* Request: Check each line of the listing below for the string "date", and copy the ones that have it.

* Figure contents as structured data:

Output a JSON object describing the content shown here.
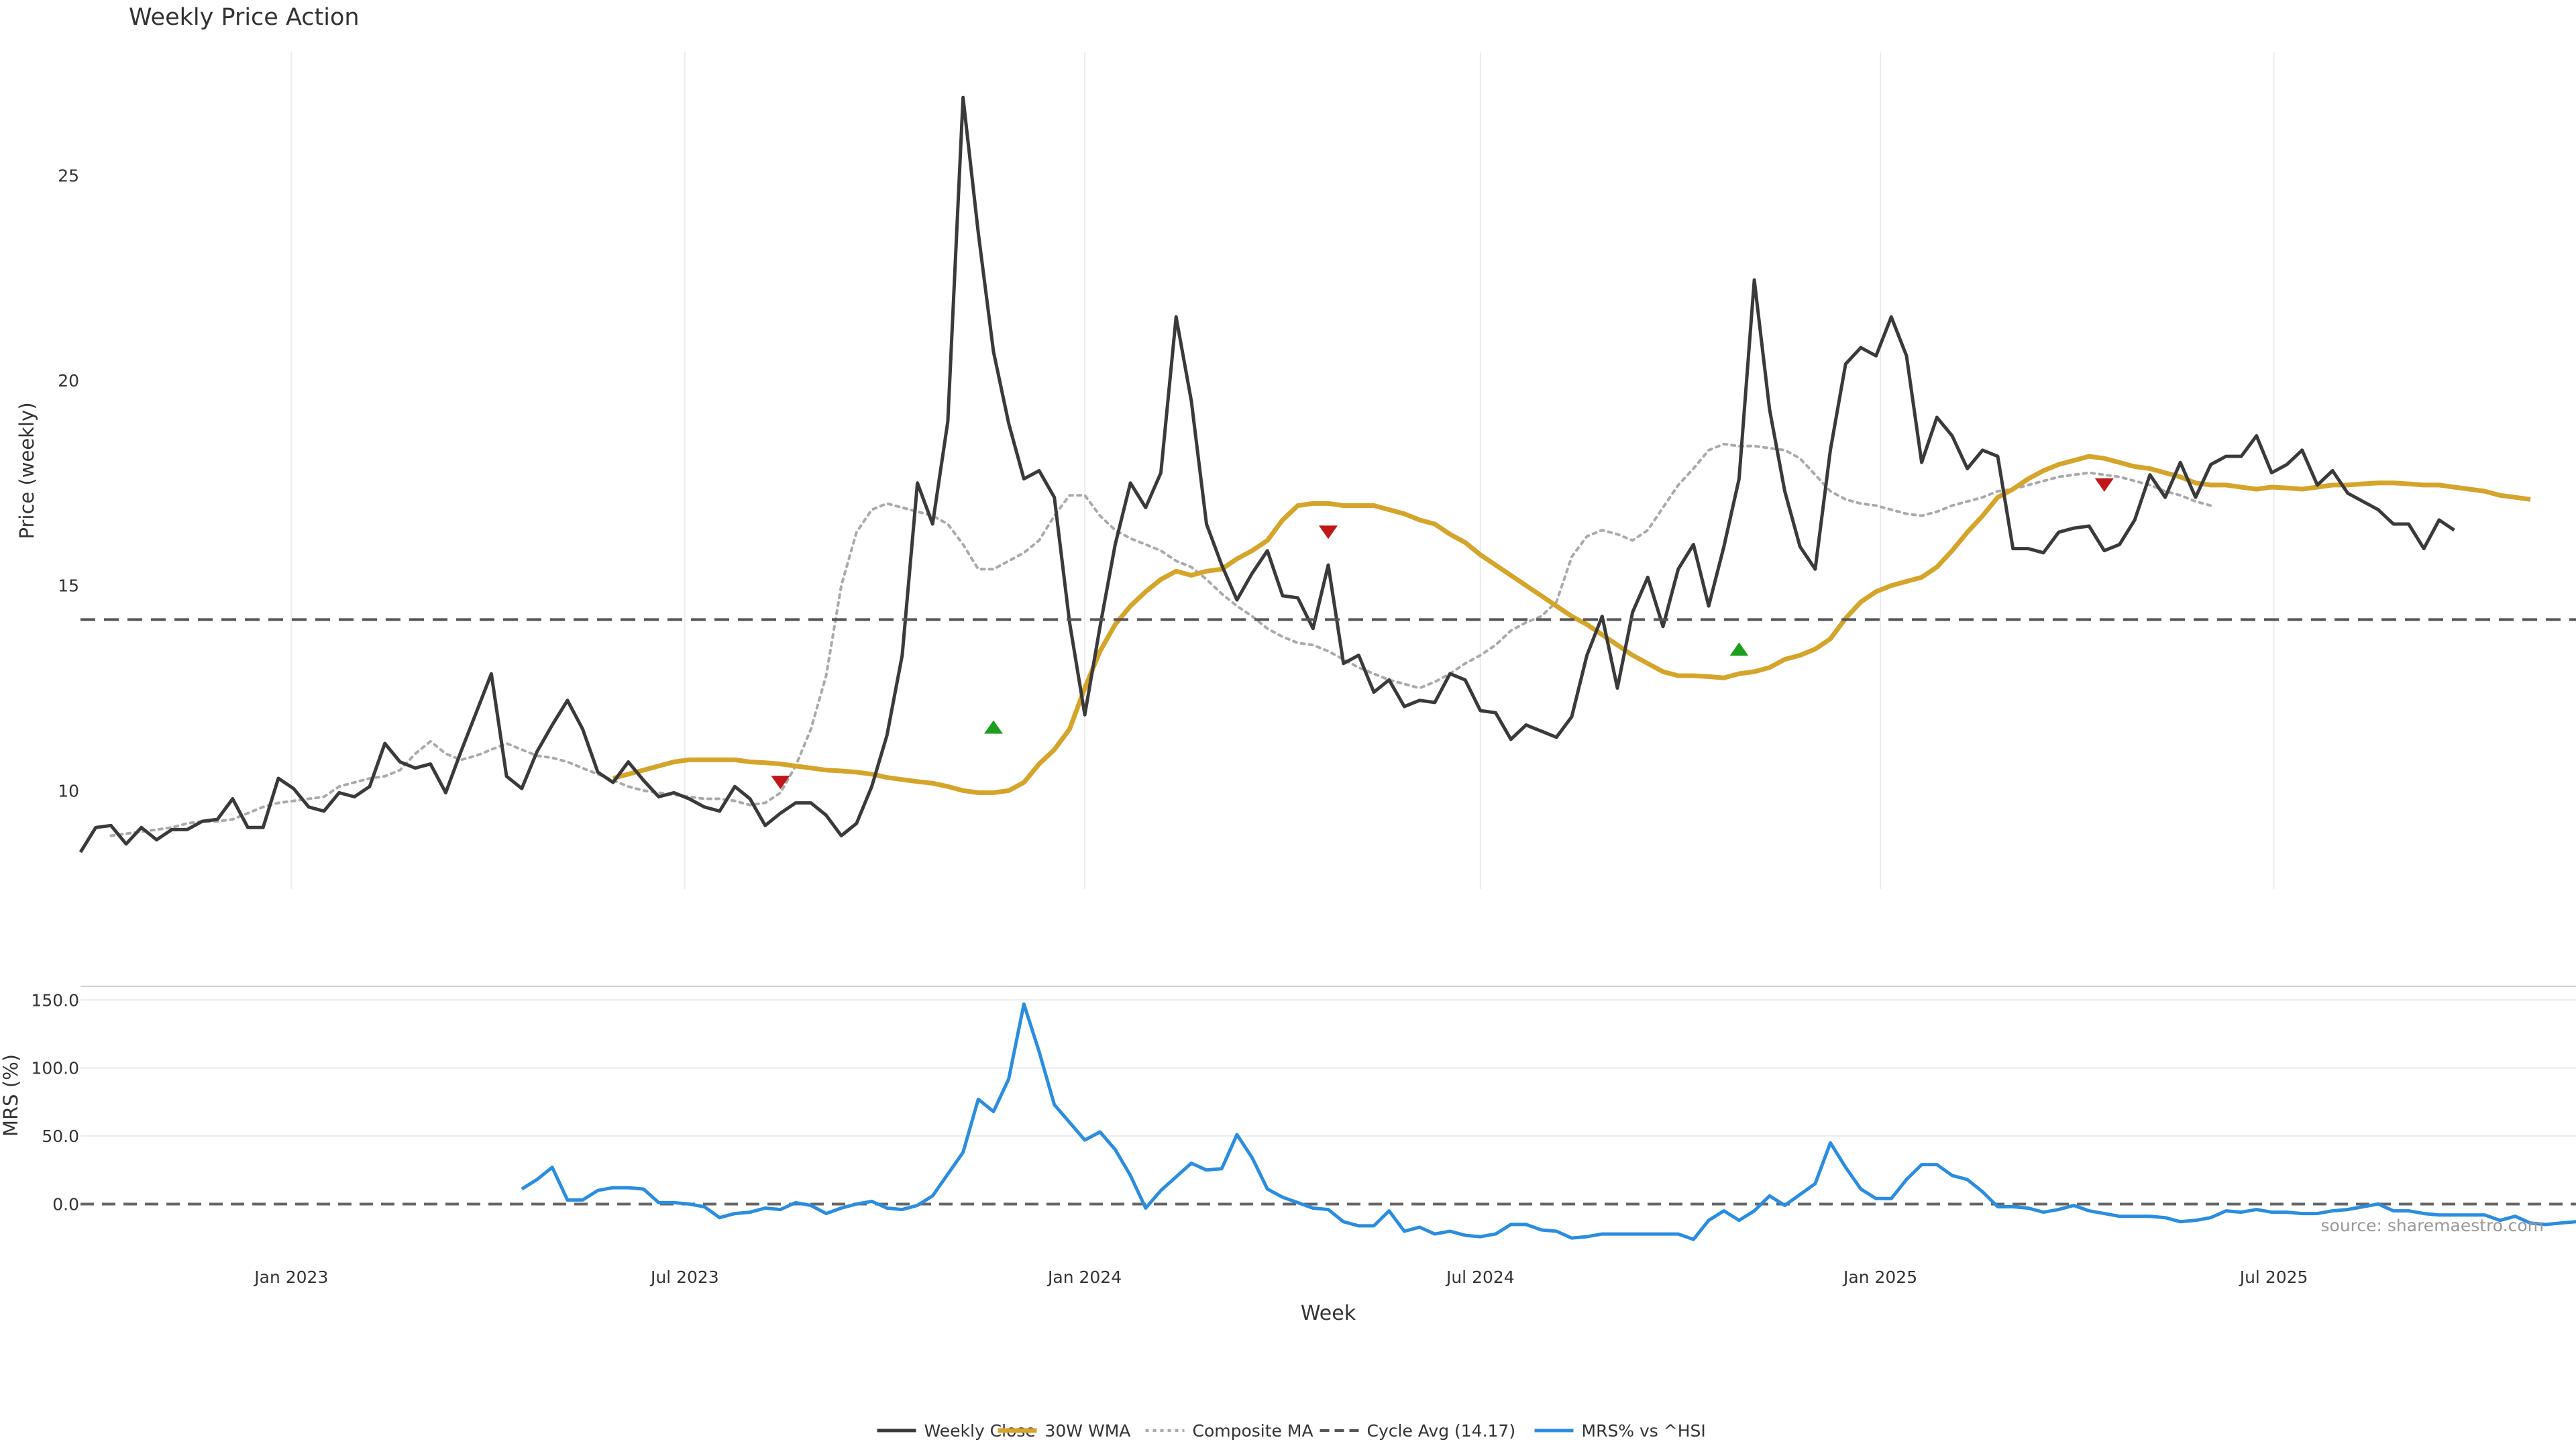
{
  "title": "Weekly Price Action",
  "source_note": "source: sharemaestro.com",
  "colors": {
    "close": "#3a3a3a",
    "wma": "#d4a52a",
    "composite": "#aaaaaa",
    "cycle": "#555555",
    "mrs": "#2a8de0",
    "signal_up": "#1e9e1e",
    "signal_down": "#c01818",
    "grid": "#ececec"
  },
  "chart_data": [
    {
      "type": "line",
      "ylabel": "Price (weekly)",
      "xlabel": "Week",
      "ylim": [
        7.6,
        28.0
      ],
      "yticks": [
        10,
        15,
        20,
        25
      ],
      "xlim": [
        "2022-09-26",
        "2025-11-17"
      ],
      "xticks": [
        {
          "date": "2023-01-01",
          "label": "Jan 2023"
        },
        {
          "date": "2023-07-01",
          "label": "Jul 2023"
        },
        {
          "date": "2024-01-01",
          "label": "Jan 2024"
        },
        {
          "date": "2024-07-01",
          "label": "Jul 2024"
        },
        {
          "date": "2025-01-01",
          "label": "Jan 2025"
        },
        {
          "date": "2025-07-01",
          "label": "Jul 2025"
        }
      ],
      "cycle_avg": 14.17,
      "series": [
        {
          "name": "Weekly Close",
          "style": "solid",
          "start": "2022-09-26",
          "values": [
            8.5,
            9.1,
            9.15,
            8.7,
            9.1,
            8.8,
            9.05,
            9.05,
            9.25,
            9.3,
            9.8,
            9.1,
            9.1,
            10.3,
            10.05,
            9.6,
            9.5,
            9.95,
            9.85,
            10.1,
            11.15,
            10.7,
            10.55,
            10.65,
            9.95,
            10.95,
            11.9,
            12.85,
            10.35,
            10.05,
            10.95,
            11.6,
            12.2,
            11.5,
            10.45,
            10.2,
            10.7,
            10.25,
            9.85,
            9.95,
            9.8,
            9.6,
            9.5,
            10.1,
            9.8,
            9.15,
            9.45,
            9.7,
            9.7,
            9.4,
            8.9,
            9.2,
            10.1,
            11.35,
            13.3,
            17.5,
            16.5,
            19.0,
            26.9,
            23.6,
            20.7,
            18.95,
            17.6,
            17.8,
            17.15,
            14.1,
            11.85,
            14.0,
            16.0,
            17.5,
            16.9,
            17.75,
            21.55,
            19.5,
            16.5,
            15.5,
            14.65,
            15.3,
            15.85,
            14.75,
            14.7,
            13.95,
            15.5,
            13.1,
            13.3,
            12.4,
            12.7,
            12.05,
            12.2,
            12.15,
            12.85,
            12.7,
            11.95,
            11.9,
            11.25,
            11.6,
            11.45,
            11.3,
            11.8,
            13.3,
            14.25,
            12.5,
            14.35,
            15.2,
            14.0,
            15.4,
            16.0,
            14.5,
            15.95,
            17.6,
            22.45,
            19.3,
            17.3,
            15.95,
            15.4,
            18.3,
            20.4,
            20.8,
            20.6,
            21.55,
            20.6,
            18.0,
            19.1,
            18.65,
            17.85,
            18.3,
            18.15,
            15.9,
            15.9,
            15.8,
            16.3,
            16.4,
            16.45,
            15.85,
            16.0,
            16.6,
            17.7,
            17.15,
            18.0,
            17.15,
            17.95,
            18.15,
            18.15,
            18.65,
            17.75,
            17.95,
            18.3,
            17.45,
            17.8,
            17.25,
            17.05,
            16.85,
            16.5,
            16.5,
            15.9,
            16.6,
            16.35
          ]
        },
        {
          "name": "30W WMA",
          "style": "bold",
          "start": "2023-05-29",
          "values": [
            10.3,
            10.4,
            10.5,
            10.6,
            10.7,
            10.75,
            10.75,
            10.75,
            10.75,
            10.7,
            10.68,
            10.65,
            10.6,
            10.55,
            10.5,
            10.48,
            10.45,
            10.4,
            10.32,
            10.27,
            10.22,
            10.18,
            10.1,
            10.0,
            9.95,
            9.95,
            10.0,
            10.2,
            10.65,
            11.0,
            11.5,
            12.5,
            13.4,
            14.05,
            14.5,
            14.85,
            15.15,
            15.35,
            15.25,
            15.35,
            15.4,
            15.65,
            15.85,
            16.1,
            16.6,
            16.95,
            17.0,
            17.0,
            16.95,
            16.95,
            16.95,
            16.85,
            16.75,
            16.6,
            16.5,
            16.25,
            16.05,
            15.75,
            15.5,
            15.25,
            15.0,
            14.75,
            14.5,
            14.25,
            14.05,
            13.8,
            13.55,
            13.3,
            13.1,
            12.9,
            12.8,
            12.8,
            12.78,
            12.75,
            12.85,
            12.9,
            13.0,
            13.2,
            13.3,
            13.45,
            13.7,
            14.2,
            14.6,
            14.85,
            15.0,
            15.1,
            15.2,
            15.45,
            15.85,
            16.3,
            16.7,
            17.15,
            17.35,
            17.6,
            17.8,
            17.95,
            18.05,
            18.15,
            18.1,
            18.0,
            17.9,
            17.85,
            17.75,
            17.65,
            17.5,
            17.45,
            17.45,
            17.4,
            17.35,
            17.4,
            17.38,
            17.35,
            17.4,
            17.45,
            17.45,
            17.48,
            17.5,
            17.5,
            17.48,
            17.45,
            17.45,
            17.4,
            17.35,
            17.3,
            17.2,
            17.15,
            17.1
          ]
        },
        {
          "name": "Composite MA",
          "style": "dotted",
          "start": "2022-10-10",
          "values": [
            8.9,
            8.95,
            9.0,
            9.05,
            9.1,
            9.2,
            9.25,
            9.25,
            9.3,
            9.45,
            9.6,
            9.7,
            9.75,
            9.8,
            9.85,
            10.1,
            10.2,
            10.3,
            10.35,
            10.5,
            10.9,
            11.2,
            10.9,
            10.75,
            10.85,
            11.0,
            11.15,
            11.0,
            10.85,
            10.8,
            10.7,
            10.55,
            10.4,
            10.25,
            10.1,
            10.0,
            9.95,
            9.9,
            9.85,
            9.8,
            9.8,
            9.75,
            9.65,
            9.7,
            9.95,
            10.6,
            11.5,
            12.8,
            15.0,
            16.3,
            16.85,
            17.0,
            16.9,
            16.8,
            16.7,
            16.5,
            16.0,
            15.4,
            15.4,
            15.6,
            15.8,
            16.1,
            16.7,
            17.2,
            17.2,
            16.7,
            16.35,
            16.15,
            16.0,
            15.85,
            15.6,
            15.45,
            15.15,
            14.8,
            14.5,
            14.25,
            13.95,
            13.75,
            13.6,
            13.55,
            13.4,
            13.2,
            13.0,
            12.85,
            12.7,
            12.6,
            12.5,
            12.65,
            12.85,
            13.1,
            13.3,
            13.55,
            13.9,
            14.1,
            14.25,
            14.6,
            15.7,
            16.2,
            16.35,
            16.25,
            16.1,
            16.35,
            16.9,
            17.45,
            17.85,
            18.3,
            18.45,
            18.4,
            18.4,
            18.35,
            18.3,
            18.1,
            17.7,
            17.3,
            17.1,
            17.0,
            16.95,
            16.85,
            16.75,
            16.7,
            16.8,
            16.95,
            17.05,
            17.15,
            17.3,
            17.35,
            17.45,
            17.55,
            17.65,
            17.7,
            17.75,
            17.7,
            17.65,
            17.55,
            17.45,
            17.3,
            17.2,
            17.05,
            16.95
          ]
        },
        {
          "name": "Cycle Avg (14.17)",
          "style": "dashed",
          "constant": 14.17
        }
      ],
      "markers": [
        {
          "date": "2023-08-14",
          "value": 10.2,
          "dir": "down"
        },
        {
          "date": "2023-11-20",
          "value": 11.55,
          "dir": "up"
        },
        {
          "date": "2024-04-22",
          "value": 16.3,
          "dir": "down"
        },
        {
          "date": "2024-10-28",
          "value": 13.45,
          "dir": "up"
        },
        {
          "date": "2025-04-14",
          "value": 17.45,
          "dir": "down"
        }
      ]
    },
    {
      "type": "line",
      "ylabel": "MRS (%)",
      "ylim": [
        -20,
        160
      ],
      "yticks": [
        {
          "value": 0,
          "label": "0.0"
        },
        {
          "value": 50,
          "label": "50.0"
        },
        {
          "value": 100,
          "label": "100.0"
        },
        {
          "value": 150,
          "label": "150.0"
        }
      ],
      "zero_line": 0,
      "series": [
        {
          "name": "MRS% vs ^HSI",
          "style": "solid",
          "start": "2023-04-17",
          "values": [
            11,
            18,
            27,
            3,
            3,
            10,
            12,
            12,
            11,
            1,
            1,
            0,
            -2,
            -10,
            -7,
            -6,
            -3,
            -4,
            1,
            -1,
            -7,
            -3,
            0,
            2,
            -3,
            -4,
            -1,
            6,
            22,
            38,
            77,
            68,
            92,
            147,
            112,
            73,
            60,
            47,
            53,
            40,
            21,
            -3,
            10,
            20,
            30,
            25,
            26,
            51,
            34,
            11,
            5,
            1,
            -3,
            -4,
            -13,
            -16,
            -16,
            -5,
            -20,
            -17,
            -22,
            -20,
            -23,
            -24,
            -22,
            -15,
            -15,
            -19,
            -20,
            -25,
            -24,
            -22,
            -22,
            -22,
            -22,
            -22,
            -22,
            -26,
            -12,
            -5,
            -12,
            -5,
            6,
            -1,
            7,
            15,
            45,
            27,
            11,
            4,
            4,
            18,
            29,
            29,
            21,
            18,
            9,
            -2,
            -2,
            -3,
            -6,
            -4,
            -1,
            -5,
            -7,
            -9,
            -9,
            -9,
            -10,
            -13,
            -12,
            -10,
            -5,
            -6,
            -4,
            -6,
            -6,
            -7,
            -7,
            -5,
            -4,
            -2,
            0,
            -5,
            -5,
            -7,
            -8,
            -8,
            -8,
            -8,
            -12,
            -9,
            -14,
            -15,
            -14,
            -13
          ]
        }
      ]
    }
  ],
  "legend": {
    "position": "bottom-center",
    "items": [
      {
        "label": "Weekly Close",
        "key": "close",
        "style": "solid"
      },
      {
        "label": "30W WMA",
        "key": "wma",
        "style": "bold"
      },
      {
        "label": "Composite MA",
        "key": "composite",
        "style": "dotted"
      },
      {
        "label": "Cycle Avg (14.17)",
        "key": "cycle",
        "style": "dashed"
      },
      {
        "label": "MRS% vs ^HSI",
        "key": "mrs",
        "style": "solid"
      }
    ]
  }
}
* * *
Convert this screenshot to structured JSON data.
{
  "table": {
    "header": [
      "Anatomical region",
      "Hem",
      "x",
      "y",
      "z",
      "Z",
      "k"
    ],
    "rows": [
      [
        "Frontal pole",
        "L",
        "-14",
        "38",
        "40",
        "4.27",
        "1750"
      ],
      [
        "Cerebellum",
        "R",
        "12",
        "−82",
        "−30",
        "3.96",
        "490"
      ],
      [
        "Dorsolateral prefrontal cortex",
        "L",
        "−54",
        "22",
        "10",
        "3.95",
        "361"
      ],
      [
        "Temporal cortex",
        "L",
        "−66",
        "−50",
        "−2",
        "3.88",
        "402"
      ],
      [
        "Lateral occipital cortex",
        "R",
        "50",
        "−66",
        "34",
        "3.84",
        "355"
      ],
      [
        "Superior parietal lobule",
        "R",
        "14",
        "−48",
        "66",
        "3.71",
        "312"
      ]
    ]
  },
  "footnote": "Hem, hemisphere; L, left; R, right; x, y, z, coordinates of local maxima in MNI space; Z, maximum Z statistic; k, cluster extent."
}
...
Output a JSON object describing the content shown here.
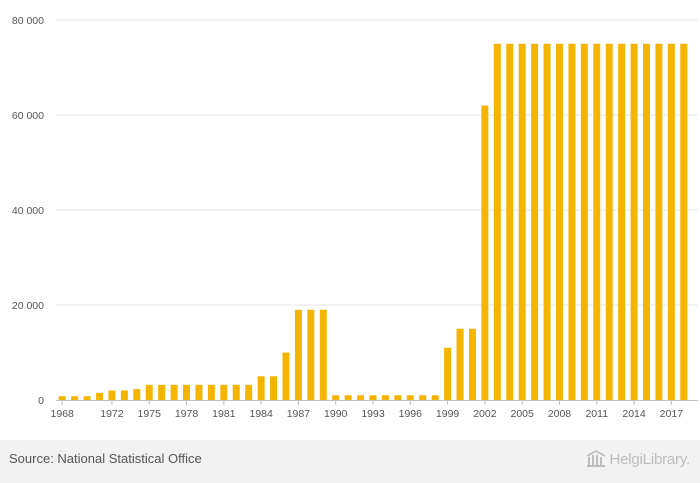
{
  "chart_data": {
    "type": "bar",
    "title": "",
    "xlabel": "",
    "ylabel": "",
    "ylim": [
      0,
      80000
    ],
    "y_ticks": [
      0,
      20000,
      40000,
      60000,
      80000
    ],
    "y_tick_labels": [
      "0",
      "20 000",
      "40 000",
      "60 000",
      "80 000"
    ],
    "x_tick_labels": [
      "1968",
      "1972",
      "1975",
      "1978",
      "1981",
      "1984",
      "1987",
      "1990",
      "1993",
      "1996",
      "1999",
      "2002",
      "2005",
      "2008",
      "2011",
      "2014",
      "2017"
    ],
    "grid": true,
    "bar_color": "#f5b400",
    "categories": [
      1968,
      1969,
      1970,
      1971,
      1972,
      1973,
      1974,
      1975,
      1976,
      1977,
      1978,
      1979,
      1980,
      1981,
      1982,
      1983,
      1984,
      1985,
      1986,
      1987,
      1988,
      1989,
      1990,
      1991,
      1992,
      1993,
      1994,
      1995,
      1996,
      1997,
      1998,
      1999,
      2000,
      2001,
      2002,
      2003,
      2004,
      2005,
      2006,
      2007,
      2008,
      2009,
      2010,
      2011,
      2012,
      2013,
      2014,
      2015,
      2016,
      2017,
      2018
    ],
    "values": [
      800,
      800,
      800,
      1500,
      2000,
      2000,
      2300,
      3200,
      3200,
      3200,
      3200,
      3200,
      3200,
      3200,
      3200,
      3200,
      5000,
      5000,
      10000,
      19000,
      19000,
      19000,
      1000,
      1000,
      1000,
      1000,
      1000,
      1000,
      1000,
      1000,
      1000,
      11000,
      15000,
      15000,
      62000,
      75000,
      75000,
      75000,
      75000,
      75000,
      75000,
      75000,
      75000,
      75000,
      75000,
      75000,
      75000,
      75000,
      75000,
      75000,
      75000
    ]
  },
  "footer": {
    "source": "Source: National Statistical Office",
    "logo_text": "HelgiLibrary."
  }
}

* Solved problem:
          "date": "2023-01-01",
          "date": "2023-07-01",
          "date": "2024-01-01",
          "date": "2024-07-01",
          "date": "2025-01-01",
          "date": "2025-07-01",
          "date": "2023-08-14",
          "date": "2023-11-20",
          "date": "2024-04-22",
          "date": "2024-10-28",
          "date": "2025-04-14",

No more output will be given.